_Records for processing_.
· · ·

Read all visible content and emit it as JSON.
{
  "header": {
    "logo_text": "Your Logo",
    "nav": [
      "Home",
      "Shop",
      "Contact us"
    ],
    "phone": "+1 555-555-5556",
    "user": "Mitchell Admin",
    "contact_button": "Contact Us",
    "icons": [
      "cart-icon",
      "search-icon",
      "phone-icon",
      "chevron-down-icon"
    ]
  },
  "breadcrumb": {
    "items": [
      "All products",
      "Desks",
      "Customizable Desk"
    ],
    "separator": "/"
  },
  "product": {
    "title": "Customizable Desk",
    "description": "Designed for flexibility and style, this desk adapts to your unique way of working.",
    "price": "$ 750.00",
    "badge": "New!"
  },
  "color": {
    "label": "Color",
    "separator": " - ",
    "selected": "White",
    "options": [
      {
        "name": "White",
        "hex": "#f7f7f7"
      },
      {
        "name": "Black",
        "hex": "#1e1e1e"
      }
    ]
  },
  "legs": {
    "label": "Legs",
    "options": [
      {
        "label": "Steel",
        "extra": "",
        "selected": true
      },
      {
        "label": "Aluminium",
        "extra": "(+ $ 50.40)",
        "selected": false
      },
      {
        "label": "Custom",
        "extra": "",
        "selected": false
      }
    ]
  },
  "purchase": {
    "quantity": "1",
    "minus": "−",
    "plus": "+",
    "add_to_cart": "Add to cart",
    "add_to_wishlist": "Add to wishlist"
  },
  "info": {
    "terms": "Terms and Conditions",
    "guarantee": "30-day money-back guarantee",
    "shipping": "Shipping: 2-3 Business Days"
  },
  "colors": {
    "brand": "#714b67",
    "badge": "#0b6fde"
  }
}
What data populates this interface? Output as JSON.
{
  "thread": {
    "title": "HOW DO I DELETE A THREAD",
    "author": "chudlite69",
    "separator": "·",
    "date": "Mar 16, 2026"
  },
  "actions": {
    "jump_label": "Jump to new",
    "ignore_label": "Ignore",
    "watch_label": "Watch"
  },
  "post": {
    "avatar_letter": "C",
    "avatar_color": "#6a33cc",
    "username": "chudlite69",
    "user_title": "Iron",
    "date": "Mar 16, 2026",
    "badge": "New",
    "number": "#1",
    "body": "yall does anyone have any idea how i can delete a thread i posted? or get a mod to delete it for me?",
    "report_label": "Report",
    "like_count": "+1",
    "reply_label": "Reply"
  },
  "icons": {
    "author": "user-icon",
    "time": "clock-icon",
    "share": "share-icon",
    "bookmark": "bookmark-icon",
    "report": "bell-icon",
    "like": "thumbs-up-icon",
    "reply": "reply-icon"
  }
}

· · ·

_Written exercise_. Which lines hold the word "JSON"? Copy each of them from the records.

_Response to this exercise_.
Read all visible content and emit it as JSON.
What data populates this interface? Output as JSON.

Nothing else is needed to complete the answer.